** start Records provided **

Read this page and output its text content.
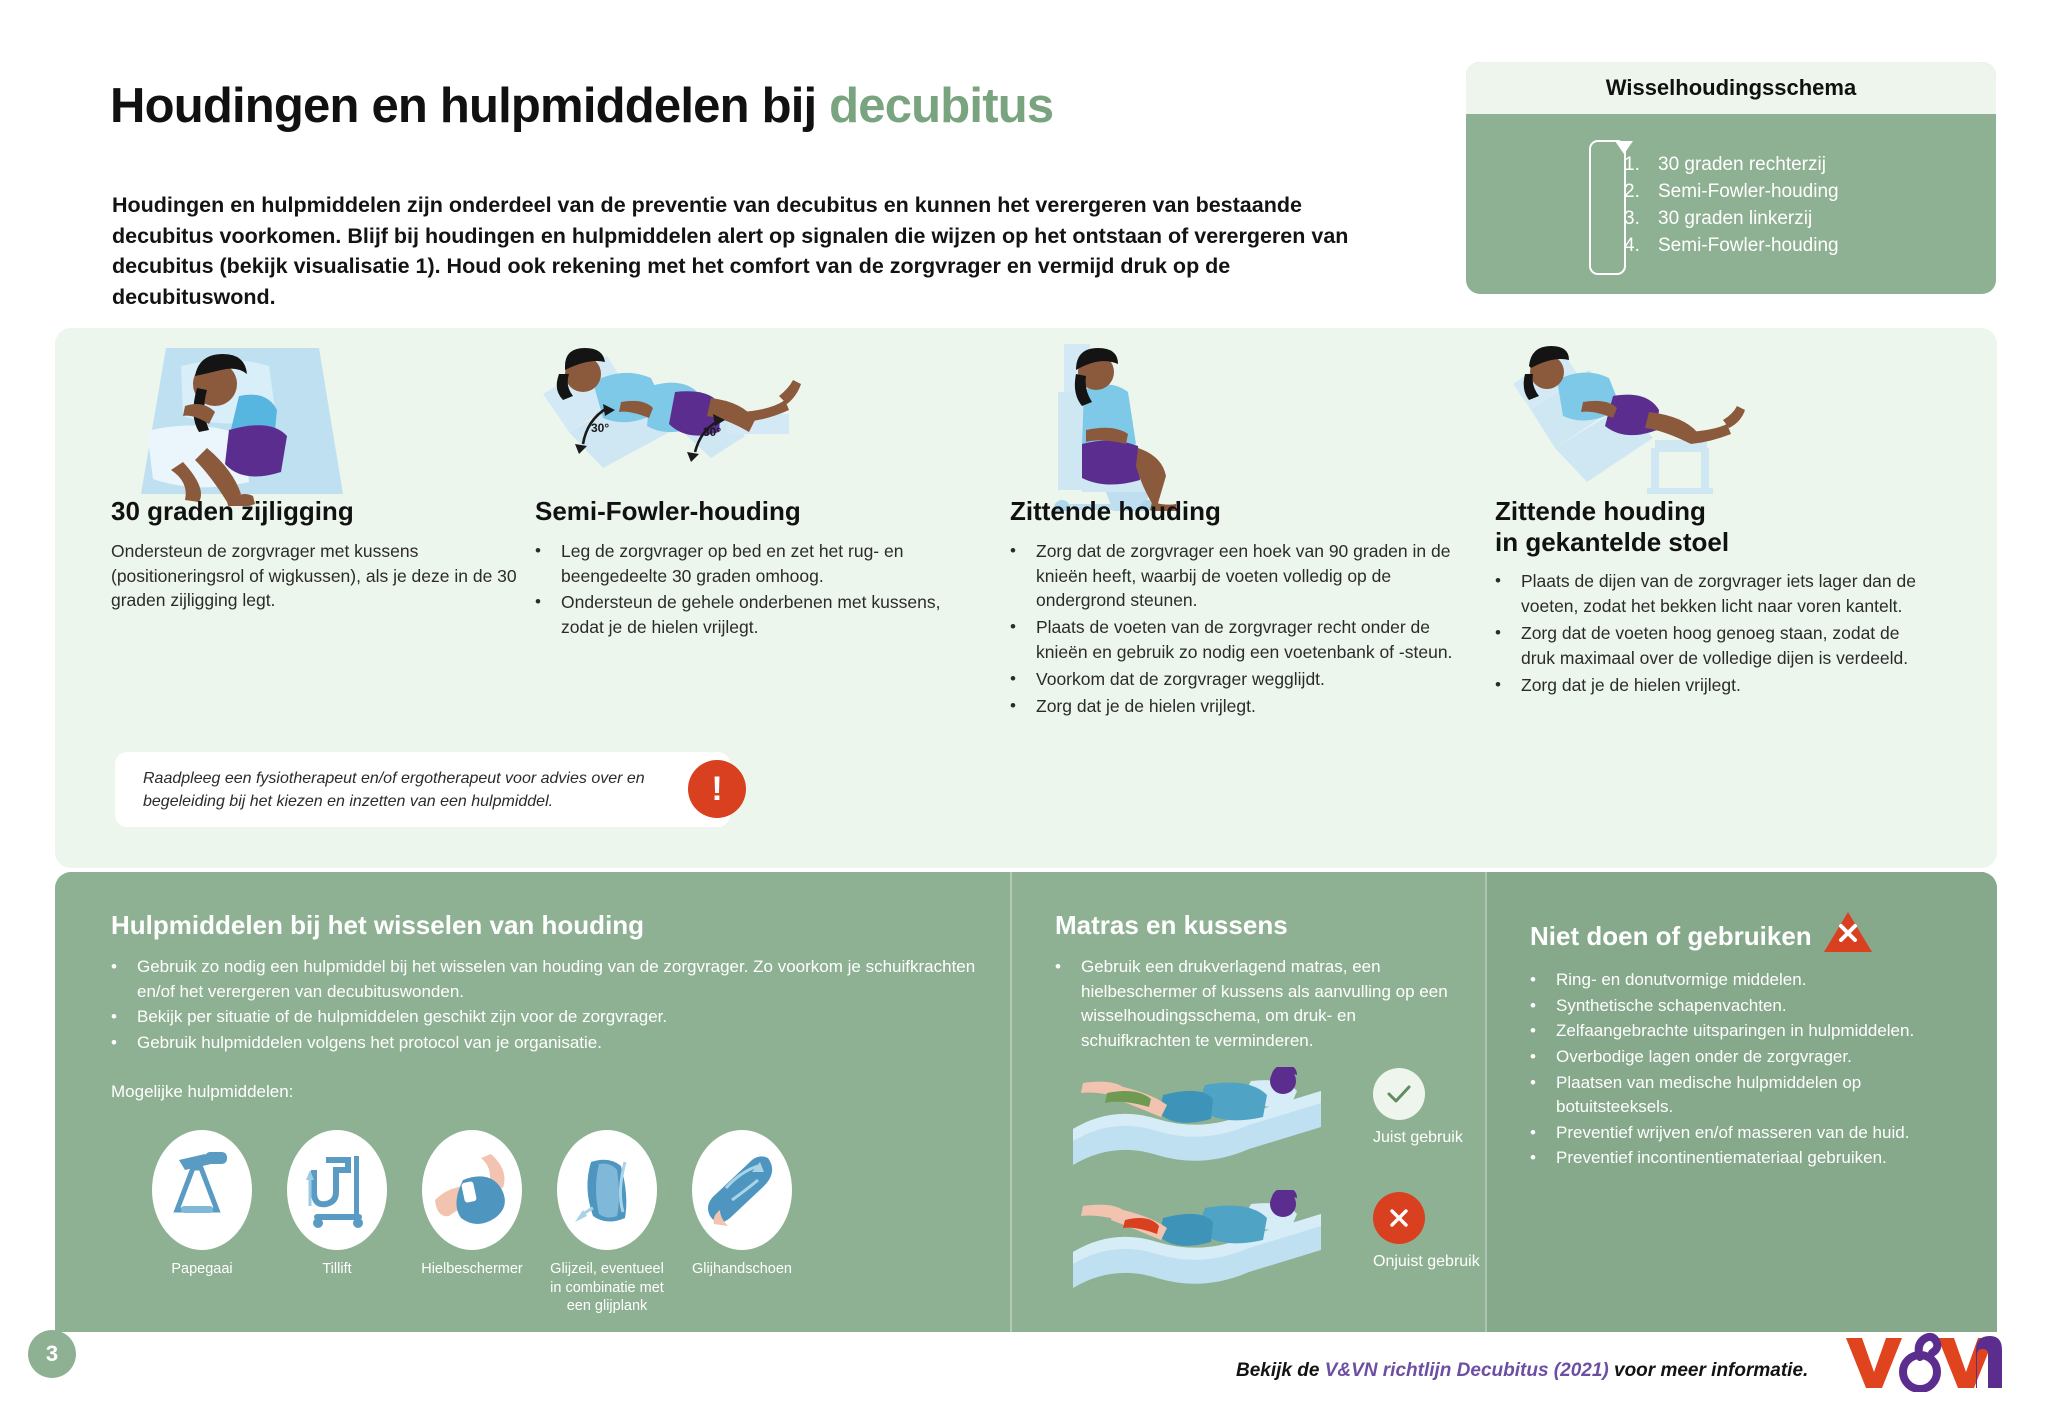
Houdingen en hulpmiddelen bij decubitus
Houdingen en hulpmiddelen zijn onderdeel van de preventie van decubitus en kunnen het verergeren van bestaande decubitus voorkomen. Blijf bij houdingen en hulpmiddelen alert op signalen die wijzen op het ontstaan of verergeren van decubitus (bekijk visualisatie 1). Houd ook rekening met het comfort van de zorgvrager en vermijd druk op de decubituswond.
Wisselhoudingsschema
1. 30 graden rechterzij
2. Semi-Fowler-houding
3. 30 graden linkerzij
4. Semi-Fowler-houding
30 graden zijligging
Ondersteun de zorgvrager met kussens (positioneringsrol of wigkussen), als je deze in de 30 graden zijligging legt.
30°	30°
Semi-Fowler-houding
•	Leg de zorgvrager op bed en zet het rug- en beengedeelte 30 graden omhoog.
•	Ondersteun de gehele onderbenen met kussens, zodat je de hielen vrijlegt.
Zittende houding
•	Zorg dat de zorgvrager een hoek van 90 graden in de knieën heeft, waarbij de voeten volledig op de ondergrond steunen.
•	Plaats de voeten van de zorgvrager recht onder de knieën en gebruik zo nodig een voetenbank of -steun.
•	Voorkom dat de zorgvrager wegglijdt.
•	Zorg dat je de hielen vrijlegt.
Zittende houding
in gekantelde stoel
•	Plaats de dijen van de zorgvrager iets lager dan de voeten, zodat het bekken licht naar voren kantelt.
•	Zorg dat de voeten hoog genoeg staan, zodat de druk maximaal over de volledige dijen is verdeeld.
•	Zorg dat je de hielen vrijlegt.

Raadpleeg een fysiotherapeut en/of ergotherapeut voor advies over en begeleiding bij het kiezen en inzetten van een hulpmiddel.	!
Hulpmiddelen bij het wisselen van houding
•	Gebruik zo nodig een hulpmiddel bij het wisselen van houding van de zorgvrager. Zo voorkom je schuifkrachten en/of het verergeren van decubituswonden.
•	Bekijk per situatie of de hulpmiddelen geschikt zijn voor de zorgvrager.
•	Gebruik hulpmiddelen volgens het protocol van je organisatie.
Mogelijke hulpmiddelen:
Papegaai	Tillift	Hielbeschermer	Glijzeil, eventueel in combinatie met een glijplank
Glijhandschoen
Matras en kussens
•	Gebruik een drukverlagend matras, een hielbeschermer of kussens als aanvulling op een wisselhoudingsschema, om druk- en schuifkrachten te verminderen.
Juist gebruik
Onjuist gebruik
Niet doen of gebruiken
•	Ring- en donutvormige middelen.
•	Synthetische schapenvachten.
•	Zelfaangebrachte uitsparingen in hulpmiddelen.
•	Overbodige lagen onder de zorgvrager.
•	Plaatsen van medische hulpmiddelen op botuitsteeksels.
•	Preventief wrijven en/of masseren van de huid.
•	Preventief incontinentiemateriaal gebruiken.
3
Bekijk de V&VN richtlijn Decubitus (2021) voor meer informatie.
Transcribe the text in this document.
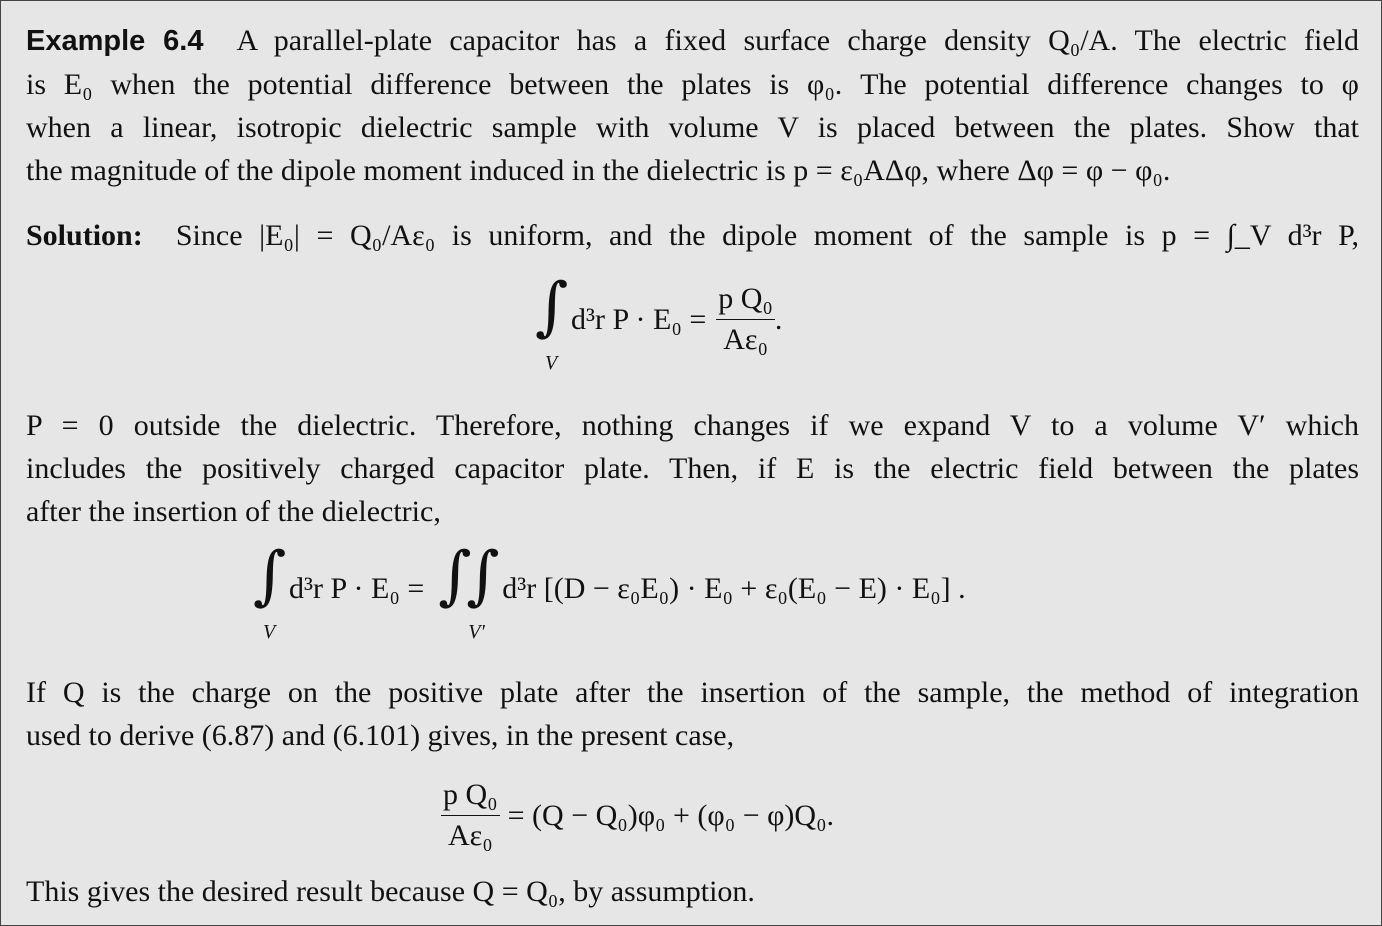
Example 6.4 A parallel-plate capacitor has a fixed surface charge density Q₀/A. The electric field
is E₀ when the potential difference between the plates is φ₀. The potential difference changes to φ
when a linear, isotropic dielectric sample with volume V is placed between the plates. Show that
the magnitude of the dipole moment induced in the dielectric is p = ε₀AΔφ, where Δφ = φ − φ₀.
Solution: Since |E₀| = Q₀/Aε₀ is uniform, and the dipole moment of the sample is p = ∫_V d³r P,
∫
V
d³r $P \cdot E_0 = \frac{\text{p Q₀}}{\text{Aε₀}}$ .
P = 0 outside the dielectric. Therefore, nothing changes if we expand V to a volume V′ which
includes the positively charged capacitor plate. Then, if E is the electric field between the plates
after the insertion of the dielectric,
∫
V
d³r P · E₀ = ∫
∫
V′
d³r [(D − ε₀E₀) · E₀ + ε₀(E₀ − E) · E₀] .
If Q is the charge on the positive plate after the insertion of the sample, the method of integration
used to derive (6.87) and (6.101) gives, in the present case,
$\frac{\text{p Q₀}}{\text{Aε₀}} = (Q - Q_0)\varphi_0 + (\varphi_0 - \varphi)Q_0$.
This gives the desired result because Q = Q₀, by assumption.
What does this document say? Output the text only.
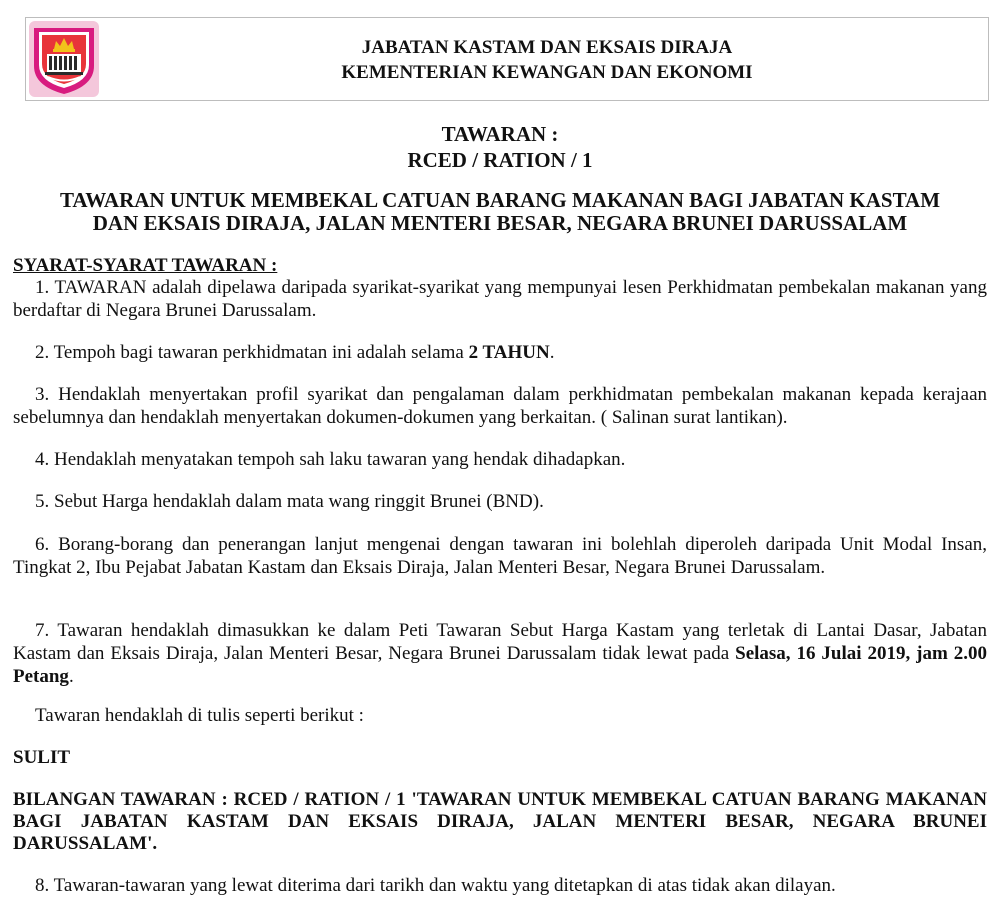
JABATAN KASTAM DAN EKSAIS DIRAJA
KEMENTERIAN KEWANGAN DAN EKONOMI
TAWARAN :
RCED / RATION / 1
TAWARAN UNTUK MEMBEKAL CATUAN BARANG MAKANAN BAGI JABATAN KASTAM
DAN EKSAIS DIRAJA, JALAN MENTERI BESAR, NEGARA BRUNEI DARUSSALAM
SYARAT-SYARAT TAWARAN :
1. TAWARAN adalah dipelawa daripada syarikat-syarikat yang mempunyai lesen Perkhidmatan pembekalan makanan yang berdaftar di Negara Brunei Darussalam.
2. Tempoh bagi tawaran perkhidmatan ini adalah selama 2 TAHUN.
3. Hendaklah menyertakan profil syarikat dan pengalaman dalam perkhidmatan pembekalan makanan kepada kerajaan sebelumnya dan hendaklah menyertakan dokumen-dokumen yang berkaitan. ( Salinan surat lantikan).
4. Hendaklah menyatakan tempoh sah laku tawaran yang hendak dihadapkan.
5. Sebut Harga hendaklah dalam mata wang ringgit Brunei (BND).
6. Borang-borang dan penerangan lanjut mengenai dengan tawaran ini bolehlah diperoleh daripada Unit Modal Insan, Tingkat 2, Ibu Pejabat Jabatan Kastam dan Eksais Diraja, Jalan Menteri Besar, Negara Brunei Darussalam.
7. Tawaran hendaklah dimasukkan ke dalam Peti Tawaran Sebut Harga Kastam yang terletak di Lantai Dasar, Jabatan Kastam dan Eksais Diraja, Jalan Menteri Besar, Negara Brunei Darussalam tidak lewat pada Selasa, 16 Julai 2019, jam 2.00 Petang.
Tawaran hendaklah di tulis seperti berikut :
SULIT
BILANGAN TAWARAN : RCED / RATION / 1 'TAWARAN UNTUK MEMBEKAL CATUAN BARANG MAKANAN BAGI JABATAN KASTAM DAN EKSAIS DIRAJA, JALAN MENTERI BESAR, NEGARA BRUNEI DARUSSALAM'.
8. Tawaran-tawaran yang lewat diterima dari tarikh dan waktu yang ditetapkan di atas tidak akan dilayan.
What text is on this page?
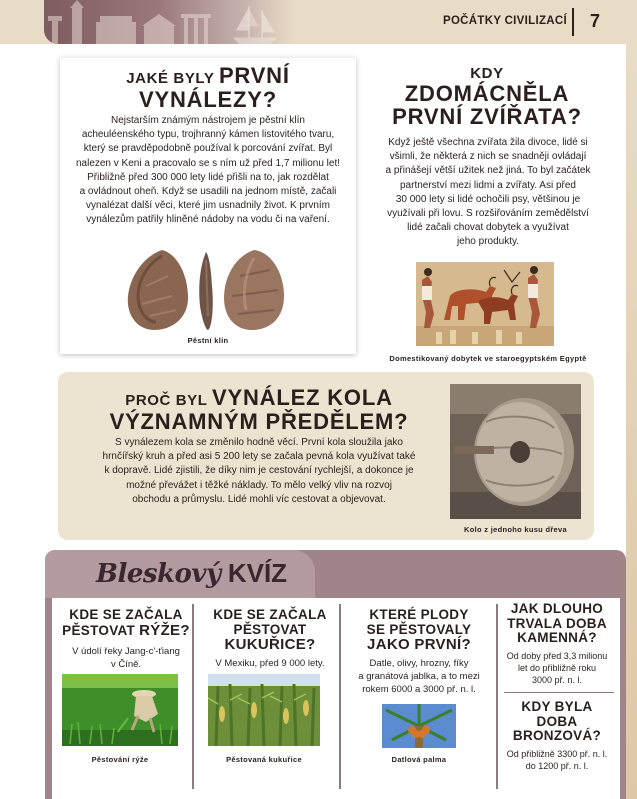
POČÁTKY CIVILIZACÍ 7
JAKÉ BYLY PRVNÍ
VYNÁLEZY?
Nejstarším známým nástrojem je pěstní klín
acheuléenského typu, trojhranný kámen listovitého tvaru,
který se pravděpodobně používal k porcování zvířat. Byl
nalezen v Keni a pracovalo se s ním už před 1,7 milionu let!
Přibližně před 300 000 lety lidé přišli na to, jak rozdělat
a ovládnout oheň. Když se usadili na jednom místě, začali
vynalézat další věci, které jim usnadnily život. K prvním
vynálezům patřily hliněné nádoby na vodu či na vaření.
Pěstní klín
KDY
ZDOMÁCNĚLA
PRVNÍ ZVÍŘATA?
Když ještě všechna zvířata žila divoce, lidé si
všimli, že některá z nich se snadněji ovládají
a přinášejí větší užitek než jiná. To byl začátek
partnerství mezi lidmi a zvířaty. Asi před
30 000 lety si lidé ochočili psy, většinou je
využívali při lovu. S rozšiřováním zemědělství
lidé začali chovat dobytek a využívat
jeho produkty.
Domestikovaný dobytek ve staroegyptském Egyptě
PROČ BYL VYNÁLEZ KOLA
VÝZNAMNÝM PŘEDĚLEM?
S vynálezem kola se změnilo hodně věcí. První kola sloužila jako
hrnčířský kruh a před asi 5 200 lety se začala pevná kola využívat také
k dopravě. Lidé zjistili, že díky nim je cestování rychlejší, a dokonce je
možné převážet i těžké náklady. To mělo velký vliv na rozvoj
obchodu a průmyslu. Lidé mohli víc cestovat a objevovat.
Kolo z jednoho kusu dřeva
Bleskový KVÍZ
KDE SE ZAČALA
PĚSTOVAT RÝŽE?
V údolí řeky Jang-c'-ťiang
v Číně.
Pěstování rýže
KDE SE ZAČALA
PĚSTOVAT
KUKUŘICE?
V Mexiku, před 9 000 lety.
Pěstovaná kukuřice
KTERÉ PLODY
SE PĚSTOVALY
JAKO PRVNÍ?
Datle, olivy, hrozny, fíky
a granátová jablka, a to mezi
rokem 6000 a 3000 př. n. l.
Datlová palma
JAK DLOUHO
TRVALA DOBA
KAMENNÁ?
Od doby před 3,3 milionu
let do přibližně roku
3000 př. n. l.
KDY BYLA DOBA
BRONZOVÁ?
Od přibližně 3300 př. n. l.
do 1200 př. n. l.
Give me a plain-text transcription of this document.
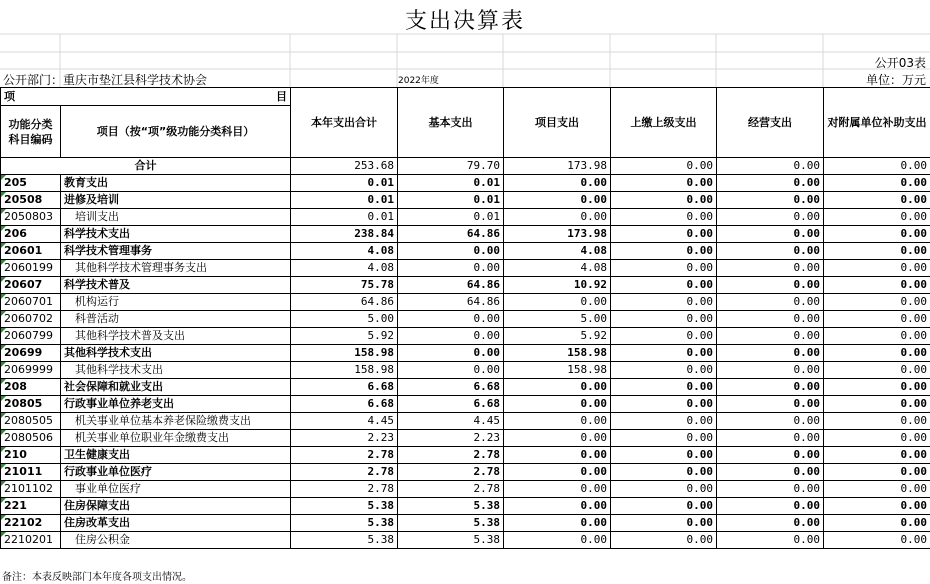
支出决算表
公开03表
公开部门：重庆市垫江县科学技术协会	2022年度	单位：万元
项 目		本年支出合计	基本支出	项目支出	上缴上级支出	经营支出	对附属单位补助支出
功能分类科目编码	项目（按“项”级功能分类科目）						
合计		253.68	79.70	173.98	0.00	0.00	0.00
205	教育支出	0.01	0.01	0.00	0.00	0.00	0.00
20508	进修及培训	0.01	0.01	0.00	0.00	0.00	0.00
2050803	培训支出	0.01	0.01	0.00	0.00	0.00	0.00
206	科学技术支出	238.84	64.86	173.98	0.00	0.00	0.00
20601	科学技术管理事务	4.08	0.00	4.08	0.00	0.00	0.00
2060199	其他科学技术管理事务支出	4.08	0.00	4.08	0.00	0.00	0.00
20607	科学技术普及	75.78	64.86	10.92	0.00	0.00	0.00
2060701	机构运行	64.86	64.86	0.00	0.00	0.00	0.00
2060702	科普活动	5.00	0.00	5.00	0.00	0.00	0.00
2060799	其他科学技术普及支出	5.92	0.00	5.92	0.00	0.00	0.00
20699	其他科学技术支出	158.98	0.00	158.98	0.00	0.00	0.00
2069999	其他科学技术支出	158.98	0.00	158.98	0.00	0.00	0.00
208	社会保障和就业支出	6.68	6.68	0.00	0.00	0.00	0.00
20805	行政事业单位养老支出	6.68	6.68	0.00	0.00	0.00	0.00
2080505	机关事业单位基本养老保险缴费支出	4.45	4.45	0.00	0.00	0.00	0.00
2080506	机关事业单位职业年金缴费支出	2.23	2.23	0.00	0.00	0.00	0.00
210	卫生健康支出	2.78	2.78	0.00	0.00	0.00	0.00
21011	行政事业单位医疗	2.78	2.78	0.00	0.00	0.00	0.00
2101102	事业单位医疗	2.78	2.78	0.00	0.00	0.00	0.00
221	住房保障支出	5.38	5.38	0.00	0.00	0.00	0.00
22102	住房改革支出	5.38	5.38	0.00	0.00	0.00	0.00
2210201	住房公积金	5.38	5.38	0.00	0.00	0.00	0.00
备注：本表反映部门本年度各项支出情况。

** end Records provided **

What to do: Repeat exactly the lines from the one holding "Give me a plain-text" through the last line of the entries, both included; the pictures do not belong in the copy.

Full solution:
Give me a plain-text transcription of this document.
支出决算表
公开03表
公开部门：重庆市垫江县科学技术协会	2022年度	单位：万元
项 目		本年支出合计	基本支出	项目支出	上缴上级支出	经营支出	对附属单位补助支出
功能分类科目编码	项目（按“项”级功能分类科目）						
合计		253.68	79.70	173.98	0.00	0.00	0.00
205	教育支出	0.01	0.01	0.00	0.00	0.00	0.00
20508	进修及培训	0.01	0.01	0.00	0.00	0.00	0.00
2050803	培训支出	0.01	0.01	0.00	0.00	0.00	0.00
206	科学技术支出	238.84	64.86	173.98	0.00	0.00	0.00
20601	科学技术管理事务	4.08	0.00	4.08	0.00	0.00	0.00
2060199	其他科学技术管理事务支出	4.08	0.00	4.08	0.00	0.00	0.00
20607	科学技术普及	75.78	64.86	10.92	0.00	0.00	0.00
2060701	机构运行	64.86	64.86	0.00	0.00	0.00	0.00
2060702	科普活动	5.00	0.00	5.00	0.00	0.00	0.00
2060799	其他科学技术普及支出	5.92	0.00	5.92	0.00	0.00	0.00
20699	其他科学技术支出	158.98	0.00	158.98	0.00	0.00	0.00
2069999	其他科学技术支出	158.98	0.00	158.98	0.00	0.00	0.00
208	社会保障和就业支出	6.68	6.68	0.00	0.00	0.00	0.00
20805	行政事业单位养老支出	6.68	6.68	0.00	0.00	0.00	0.00
2080505	机关事业单位基本养老保险缴费支出	4.45	4.45	0.00	0.00	0.00	0.00
2080506	机关事业单位职业年金缴费支出	2.23	2.23	0.00	0.00	0.00	0.00
210	卫生健康支出	2.78	2.78	0.00	0.00	0.00	0.00
21011	行政事业单位医疗	2.78	2.78	0.00	0.00	0.00	0.00
2101102	事业单位医疗	2.78	2.78	0.00	0.00	0.00	0.00
221	住房保障支出	5.38	5.38	0.00	0.00	0.00	0.00
22102	住房改革支出	5.38	5.38	0.00	0.00	0.00	0.00
2210201	住房公积金	5.38	5.38	0.00	0.00	0.00	0.00
备注：本表反映部门本年度各项支出情况。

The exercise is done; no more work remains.